Written task = Check every line below for the word "index" and show those that hold it.

[Figure content listings]

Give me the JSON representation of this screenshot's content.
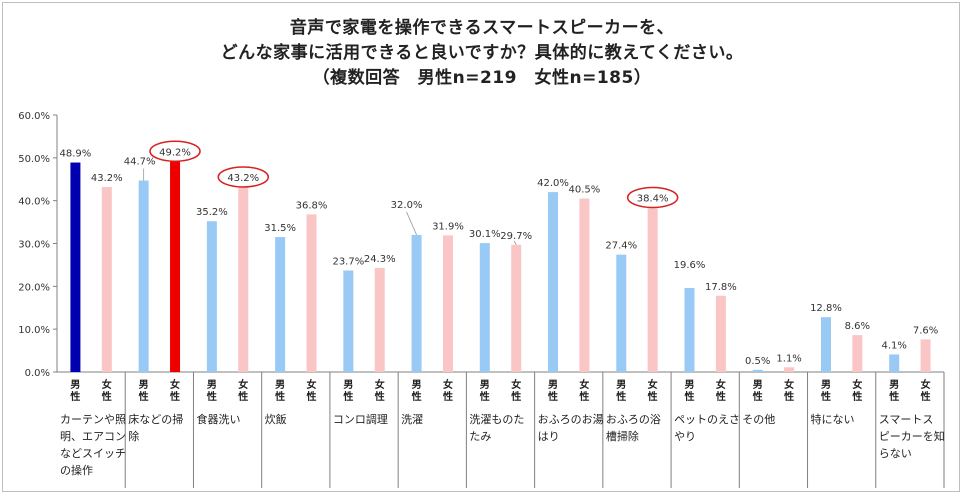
{
  "chart_data": {
    "type": "bar",
    "title_lines": [
      "音声で家電を操作できるスマートスピーカーを、",
      "どんな家事に活用できると良いですか？具体的に教えてください。",
      "（複数回答　男性n=219　女性n=185）"
    ],
    "categories": [
      [
        "カーテンや照",
        "明、エアコン",
        "などスイッチ",
        "の操作"
      ],
      [
        "床などの掃",
        "除"
      ],
      [
        "食器洗い"
      ],
      [
        "炊飯"
      ],
      [
        "コンロ調理"
      ],
      [
        "洗濯"
      ],
      [
        "洗濯ものた",
        "たみ"
      ],
      [
        "おふろのお湯",
        "はり"
      ],
      [
        "おふろの浴",
        "槽掃除"
      ],
      [
        "ペットのえさ",
        "やり"
      ],
      [
        "その他"
      ],
      [
        "特にない"
      ],
      [
        "スマートス",
        "ピーカーを知",
        "らない"
      ]
    ],
    "gender_labels": {
      "male": [
        "男",
        "性"
      ],
      "female": [
        "女",
        "性"
      ]
    },
    "series": [
      {
        "name": "男性",
        "values": [
          48.9,
          44.7,
          35.2,
          31.5,
          23.7,
          32.0,
          30.1,
          42.0,
          27.4,
          19.6,
          0.5,
          12.8,
          4.1
        ],
        "labels": [
          "48.9%",
          "44.7%",
          "35.2%",
          "31.5%",
          "23.7%",
          "32.0%",
          "30.1%",
          "42.0%",
          "27.4%",
          "19.6%",
          "0.5%",
          "12.8%",
          "4.1%"
        ]
      },
      {
        "name": "女性",
        "values": [
          43.2,
          49.2,
          43.2,
          36.8,
          24.3,
          31.9,
          29.7,
          40.5,
          38.4,
          17.8,
          1.1,
          8.6,
          7.6
        ],
        "labels": [
          "43.2%",
          "49.2%",
          "43.2%",
          "36.8%",
          "24.3%",
          "31.9%",
          "29.7%",
          "40.5%",
          "38.4%",
          "17.8%",
          "1.1%",
          "8.6%",
          "7.6%"
        ]
      }
    ],
    "y_ticks": [
      "60.0%",
      "50.0%",
      "40.0%",
      "30.0%",
      "20.0%",
      "10.0%",
      "0.0%"
    ],
    "ylim": [
      0,
      60
    ],
    "circled": [
      {
        "series": 1,
        "index": 1
      },
      {
        "series": 1,
        "index": 2
      },
      {
        "series": 1,
        "index": 8
      }
    ],
    "highlight": [
      {
        "series": 0,
        "index": 0,
        "color": "#0000b0"
      },
      {
        "series": 1,
        "index": 1,
        "color": "#ee0000"
      }
    ],
    "colors": {
      "male": "#99c9f5",
      "female": "#f9c5c5",
      "axis": "#808080",
      "circle": "#d92020"
    }
  }
}
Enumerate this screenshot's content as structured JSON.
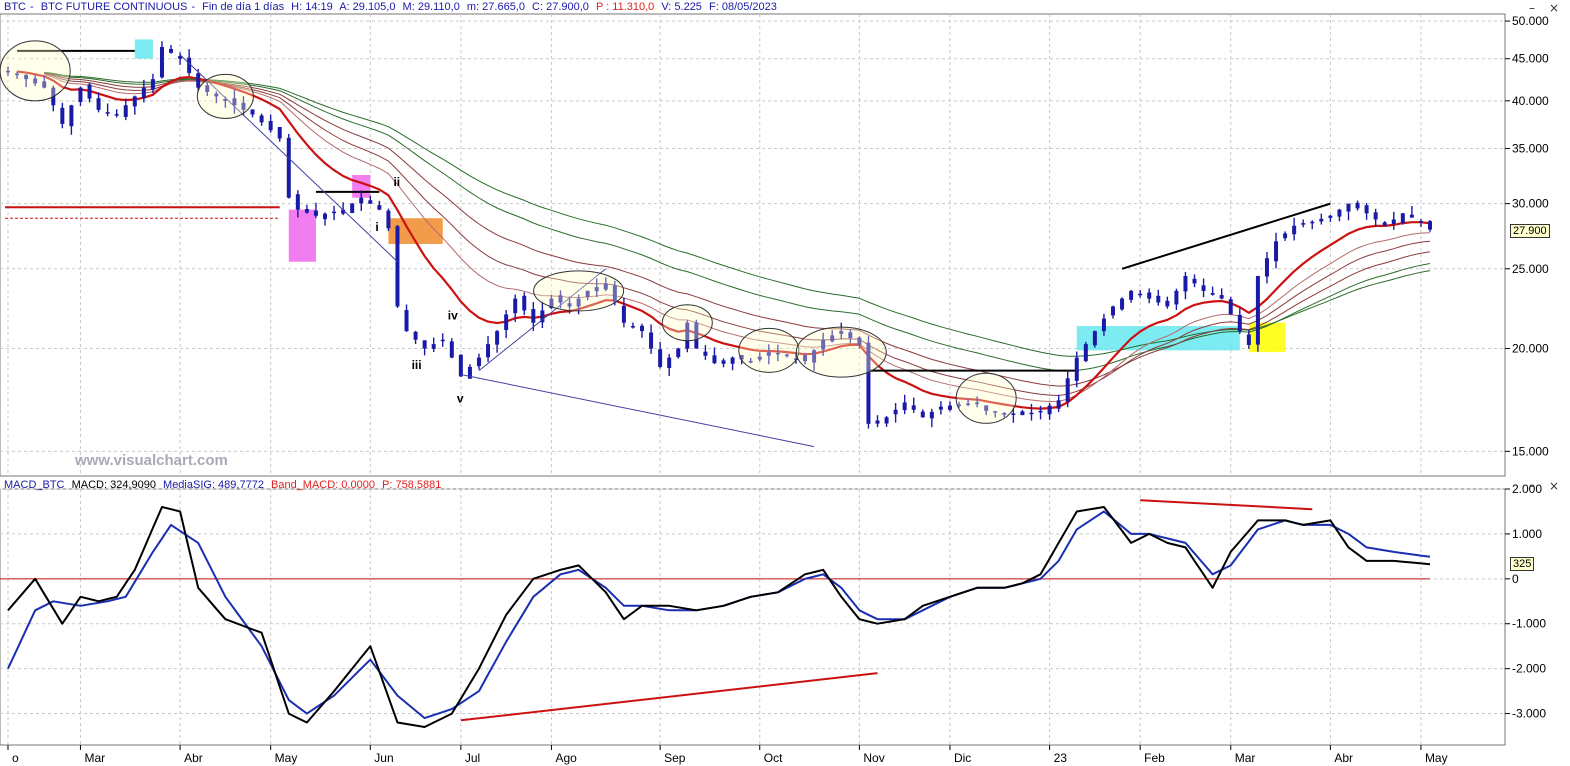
{
  "price_header": {
    "symbol": "BTC",
    "name": "BTC FUTURE CONTINUOUS",
    "period": "Fin de día 1 días",
    "high": "H: 14:19",
    "open": "A: 29.105,0",
    "max": "M: 29.110,0",
    "min": "m: 27.665,0",
    "close": "C: 27.900,0",
    "p_value": "P : 11.310,0",
    "volume": "V: 5.225",
    "date": "F: 08/05/2023"
  },
  "macd_header": {
    "name": "MACD_BTC",
    "macd": "MACD: 324,9090",
    "signal": "MediaSIG: 489,7772",
    "band": "Band_MACD: 0,0000",
    "p_value": "P: 758,5881"
  },
  "watermark": "www.visualchart.com",
  "window_controls": [
    "–",
    "×"
  ],
  "last_price_tag": "27.900",
  "last_macd_tag": "325",
  "colors": {
    "candle": "#1a1aa8",
    "ema_red": "#cc1111",
    "signal_blue": "#1a2fb0",
    "macd_black": "#000000",
    "grid": "#c9c9c9",
    "cyan_box": "#66e8f0",
    "magenta_box": "#ee66ee",
    "orange_box": "#f08a2a",
    "yellow_box": "#ffff00",
    "green_band": "#2b6b2b",
    "brown_band": "#8b3a3a"
  },
  "annotations": [
    {
      "label": "ii"
    },
    {
      "label": "i"
    },
    {
      "label": "iv"
    },
    {
      "label": "iii"
    },
    {
      "label": "v"
    }
  ],
  "chart_data": [
    {
      "type": "candlestick",
      "scale": "log",
      "ylim": [
        14000,
        51000
      ],
      "y_ticks": [
        {
          "value": 50000,
          "label": "50.000"
        },
        {
          "value": 45000,
          "label": "45.000"
        },
        {
          "value": 40000,
          "label": "40.000"
        },
        {
          "value": 35000,
          "label": "35.000"
        },
        {
          "value": 30000,
          "label": "30.000"
        },
        {
          "value": 25000,
          "label": "25.000"
        },
        {
          "value": 20000,
          "label": "20.000"
        },
        {
          "value": 15000,
          "label": "15.000"
        }
      ],
      "months": [
        {
          "label": "o",
          "i": 0
        },
        {
          "label": "Mar",
          "i": 8
        },
        {
          "label": "Abr",
          "i": 19
        },
        {
          "label": "May",
          "i": 29
        },
        {
          "label": "Jun",
          "i": 40
        },
        {
          "label": "Jul",
          "i": 50
        },
        {
          "label": "Ago",
          "i": 60
        },
        {
          "label": "Sep",
          "i": 72
        },
        {
          "label": "Oct",
          "i": 83
        },
        {
          "label": "Nov",
          "i": 94
        },
        {
          "label": "Dic",
          "i": 104
        },
        {
          "label": "23",
          "i": 115
        },
        {
          "label": "Feb",
          "i": 125
        },
        {
          "label": "Mar",
          "i": 135
        },
        {
          "label": "Abr",
          "i": 146
        },
        {
          "label": "May",
          "i": 156
        }
      ],
      "close_anchors": [
        [
          0,
          43500
        ],
        [
          4,
          41500
        ],
        [
          6,
          37500
        ],
        [
          8,
          41500
        ],
        [
          10,
          39000
        ],
        [
          12,
          38500
        ],
        [
          14,
          40500
        ],
        [
          16,
          42500
        ],
        [
          17,
          46500
        ],
        [
          19,
          45000
        ],
        [
          21,
          41500
        ],
        [
          24,
          40000
        ],
        [
          27,
          38500
        ],
        [
          30,
          36000
        ],
        [
          31,
          30500
        ],
        [
          32,
          29500
        ],
        [
          34,
          29000
        ],
        [
          37,
          29500
        ],
        [
          39,
          30500
        ],
        [
          41,
          29500
        ],
        [
          42,
          28000
        ],
        [
          43,
          22500
        ],
        [
          44,
          21000
        ],
        [
          46,
          20000
        ],
        [
          48,
          20500
        ],
        [
          49,
          19500
        ],
        [
          50,
          18500
        ],
        [
          52,
          19500
        ],
        [
          54,
          21000
        ],
        [
          56,
          23000
        ],
        [
          58,
          21500
        ],
        [
          60,
          23000
        ],
        [
          62,
          22500
        ],
        [
          64,
          23500
        ],
        [
          66,
          24000
        ],
        [
          68,
          21500
        ],
        [
          70,
          21000
        ],
        [
          72,
          19000
        ],
        [
          74,
          20000
        ],
        [
          75,
          21500
        ],
        [
          76,
          20000
        ],
        [
          78,
          19200
        ],
        [
          80,
          19500
        ],
        [
          82,
          19300
        ],
        [
          84,
          19800
        ],
        [
          86,
          19600
        ],
        [
          88,
          19300
        ],
        [
          90,
          20500
        ],
        [
          92,
          21000
        ],
        [
          94,
          20200
        ],
        [
          95,
          16200
        ],
        [
          97,
          16500
        ],
        [
          99,
          17200
        ],
        [
          101,
          16500
        ],
        [
          103,
          17000
        ],
        [
          105,
          17100
        ],
        [
          107,
          17200
        ],
        [
          108,
          16800
        ],
        [
          110,
          16700
        ],
        [
          112,
          16600
        ],
        [
          114,
          16800
        ],
        [
          116,
          17300
        ],
        [
          118,
          19500
        ],
        [
          120,
          21000
        ],
        [
          122,
          22500
        ],
        [
          124,
          23500
        ],
        [
          126,
          23000
        ],
        [
          128,
          22500
        ],
        [
          130,
          24500
        ],
        [
          132,
          23500
        ],
        [
          134,
          23000
        ],
        [
          136,
          21000
        ],
        [
          137,
          20200
        ],
        [
          138,
          24500
        ],
        [
          140,
          27000
        ],
        [
          142,
          28200
        ],
        [
          144,
          28500
        ],
        [
          146,
          29000
        ],
        [
          148,
          30000
        ],
        [
          150,
          29200
        ],
        [
          152,
          28200
        ],
        [
          154,
          29200
        ],
        [
          156,
          28500
        ],
        [
          157,
          27900
        ]
      ],
      "horizontal_levels": [
        {
          "value": 29700,
          "style": "solid",
          "color": "#cc1111"
        },
        {
          "value": 28800,
          "style": "dashed",
          "color": "#cc1111"
        }
      ]
    },
    {
      "type": "line",
      "name": "MACD_BTC",
      "ylim": [
        -3700,
        2000
      ],
      "y_ticks": [
        {
          "value": 2000,
          "label": "2.000"
        },
        {
          "value": 1000,
          "label": "1.000"
        },
        {
          "value": 0,
          "label": "0"
        },
        {
          "value": -1000,
          "label": "-1.000"
        },
        {
          "value": -2000,
          "label": "-2.000"
        },
        {
          "value": -3000,
          "label": "-3.000"
        }
      ],
      "macd_anchors": [
        [
          0,
          -700
        ],
        [
          3,
          0
        ],
        [
          6,
          -1000
        ],
        [
          8,
          -400
        ],
        [
          10,
          -500
        ],
        [
          12,
          -400
        ],
        [
          14,
          200
        ],
        [
          17,
          1600
        ],
        [
          19,
          1500
        ],
        [
          21,
          -200
        ],
        [
          24,
          -900
        ],
        [
          28,
          -1200
        ],
        [
          31,
          -3000
        ],
        [
          33,
          -3200
        ],
        [
          36,
          -2500
        ],
        [
          40,
          -1500
        ],
        [
          43,
          -3200
        ],
        [
          46,
          -3300
        ],
        [
          49,
          -3000
        ],
        [
          52,
          -2000
        ],
        [
          55,
          -800
        ],
        [
          58,
          0
        ],
        [
          61,
          200
        ],
        [
          63,
          300
        ],
        [
          66,
          -300
        ],
        [
          68,
          -900
        ],
        [
          70,
          -600
        ],
        [
          73,
          -600
        ],
        [
          76,
          -700
        ],
        [
          79,
          -600
        ],
        [
          82,
          -400
        ],
        [
          85,
          -300
        ],
        [
          88,
          100
        ],
        [
          90,
          200
        ],
        [
          92,
          -400
        ],
        [
          94,
          -900
        ],
        [
          96,
          -1000
        ],
        [
          99,
          -900
        ],
        [
          101,
          -600
        ],
        [
          104,
          -400
        ],
        [
          107,
          -200
        ],
        [
          110,
          -200
        ],
        [
          112,
          -100
        ],
        [
          114,
          100
        ],
        [
          116,
          800
        ],
        [
          118,
          1500
        ],
        [
          121,
          1600
        ],
        [
          124,
          800
        ],
        [
          126,
          1000
        ],
        [
          128,
          800
        ],
        [
          130,
          700
        ],
        [
          133,
          -200
        ],
        [
          135,
          600
        ],
        [
          138,
          1300
        ],
        [
          141,
          1300
        ],
        [
          143,
          1200
        ],
        [
          146,
          1300
        ],
        [
          148,
          700
        ],
        [
          150,
          400
        ],
        [
          153,
          400
        ],
        [
          157,
          324.9
        ]
      ],
      "signal_anchors": [
        [
          0,
          -2000
        ],
        [
          3,
          -700
        ],
        [
          5,
          -500
        ],
        [
          8,
          -600
        ],
        [
          11,
          -500
        ],
        [
          13,
          -400
        ],
        [
          16,
          600
        ],
        [
          18,
          1200
        ],
        [
          21,
          800
        ],
        [
          24,
          -400
        ],
        [
          28,
          -1500
        ],
        [
          31,
          -2700
        ],
        [
          33,
          -3000
        ],
        [
          36,
          -2600
        ],
        [
          40,
          -1800
        ],
        [
          43,
          -2600
        ],
        [
          46,
          -3100
        ],
        [
          49,
          -2900
        ],
        [
          52,
          -2500
        ],
        [
          55,
          -1400
        ],
        [
          58,
          -400
        ],
        [
          61,
          100
        ],
        [
          63,
          200
        ],
        [
          66,
          -200
        ],
        [
          68,
          -600
        ],
        [
          70,
          -600
        ],
        [
          73,
          -700
        ],
        [
          76,
          -700
        ],
        [
          79,
          -600
        ],
        [
          82,
          -400
        ],
        [
          85,
          -300
        ],
        [
          88,
          0
        ],
        [
          90,
          100
        ],
        [
          92,
          -200
        ],
        [
          94,
          -700
        ],
        [
          96,
          -900
        ],
        [
          99,
          -900
        ],
        [
          101,
          -700
        ],
        [
          104,
          -400
        ],
        [
          107,
          -200
        ],
        [
          110,
          -200
        ],
        [
          112,
          -100
        ],
        [
          114,
          0
        ],
        [
          116,
          400
        ],
        [
          118,
          1100
        ],
        [
          121,
          1500
        ],
        [
          124,
          1000
        ],
        [
          126,
          1000
        ],
        [
          128,
          900
        ],
        [
          130,
          800
        ],
        [
          133,
          100
        ],
        [
          135,
          300
        ],
        [
          138,
          1100
        ],
        [
          141,
          1300
        ],
        [
          143,
          1200
        ],
        [
          146,
          1200
        ],
        [
          148,
          1000
        ],
        [
          150,
          700
        ],
        [
          153,
          600
        ],
        [
          157,
          489.8
        ]
      ]
    }
  ]
}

Task response =
        "index": 1
        "index": 2
        "index": 8
        "index": 0,
        "index": 1,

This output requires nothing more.